#### [What is needed]
Exactly as written, quote every line that follows, skipping the images.

Rows from a dataset
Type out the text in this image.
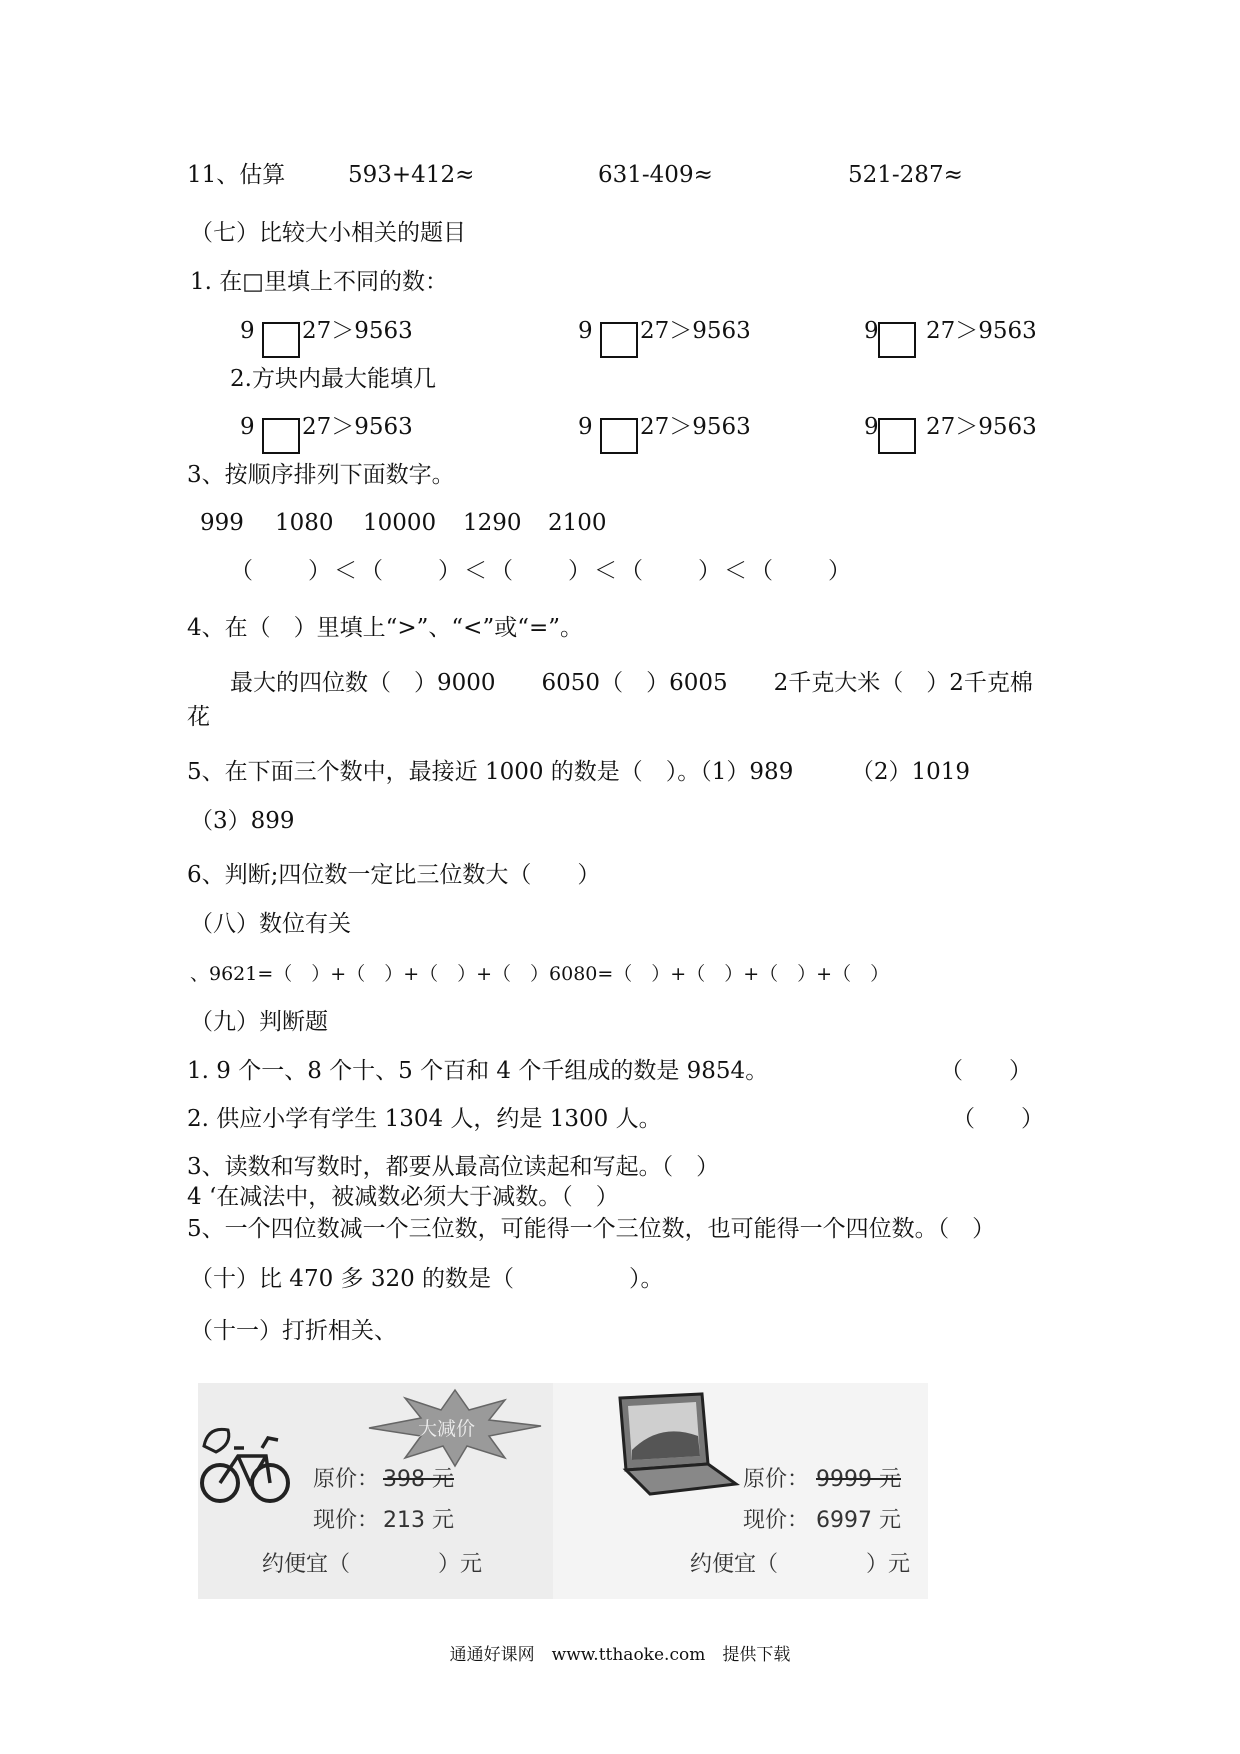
11、估算	593+412≈	631-409≈	521-287≈
（七）比较大小相关的题目
1. 在□里填上不同的数：
9 27＞9563	9 27＞9563	9 27＞9563
2.方块内最大能填几
9 27＞9563	9 27＞9563	9 27＞9563
3、按顺序排列下面数字。
999 1080 10000 1290 2100
（　　）＜（　　）＜（　　）＜（　　）＜（　　）
4、在（　）里填上“>”、“<”或“=”。
最大的四位数（　）9000　　6050（　）6005　　2千克大米（　）2千克棉
花
5、在下面三个数中，最接近 1000 的数是（　）。（1）989　　　（2）1019
（3）899
6、判断;四位数一定比三位数大（　　）
（八）数位有关
、9621=（　）+（　）+（　）+（　）6080=（　）+（　）+（　）+（　）
（九）判断题
1. 9 个一、8 个十、5 个百和 4 个千组成的数是 9854。	（　　）
2. 供应小学有学生 1304 人，约是 1300 人。	（　　）
3、读数和写数时，都要从最高位读起和写起。（　）
4 ‘在减法中，被减数必须大于减数。（　）
5、一个四位数减一个三位数，可能得一个三位数，也可能得一个四位数。（　）
（十）比 470 多 320 的数是（　　　　　）。
（十一）打折相关、
大减价
原价： 398 元
现价： 213 元
约便宜（　　　　）元
原价： 9999 元
现价： 6997 元
约便宜（　　　　）元
通通好课网　www.tthaoke.com　提供下载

#### [Answer to this problem]
Type out the text in this image.
11、估算	593+412≈	631-409≈	521-287≈
（七）比较大小相关的题目
1. 在□里填上不同的数：
9 27＞9563	9 27＞9563	9 27＞9563
2.方块内最大能填几
9 27＞9563	9 27＞9563	9 27＞9563
3、按顺序排列下面数字。
999 1080 10000 1290 2100
（　　）＜（　　）＜（　　）＜（　　）＜（　　）
4、在（　）里填上“>”、“<”或“=”。
最大的四位数（　）9000　　6050（　）6005　　2千克大米（　）2千克棉
花
5、在下面三个数中，最接近 1000 的数是（　）。（1）989　　　（2）1019
（3）899
6、判断;四位数一定比三位数大（　　）
（八）数位有关
、9621=（　）+（　）+（　）+（　）6080=（　）+（　）+（　）+（　）
（九）判断题
1. 9 个一、8 个十、5 个百和 4 个千组成的数是 9854。	（　　）
2. 供应小学有学生 1304 人，约是 1300 人。	（　　）
3、读数和写数时，都要从最高位读起和写起。（　）
4 ‘在减法中，被减数必须大于减数。（　）
5、一个四位数减一个三位数，可能得一个三位数，也可能得一个四位数。（　）
（十）比 470 多 320 的数是（　　　　　）。
（十一）打折相关、
大减价
原价： 398 元
现价： 213 元
约便宜（　　　　）元
原价： 9999 元
现价： 6997 元
约便宜（　　　　）元
通通好课网　www.tthaoke.com　提供下载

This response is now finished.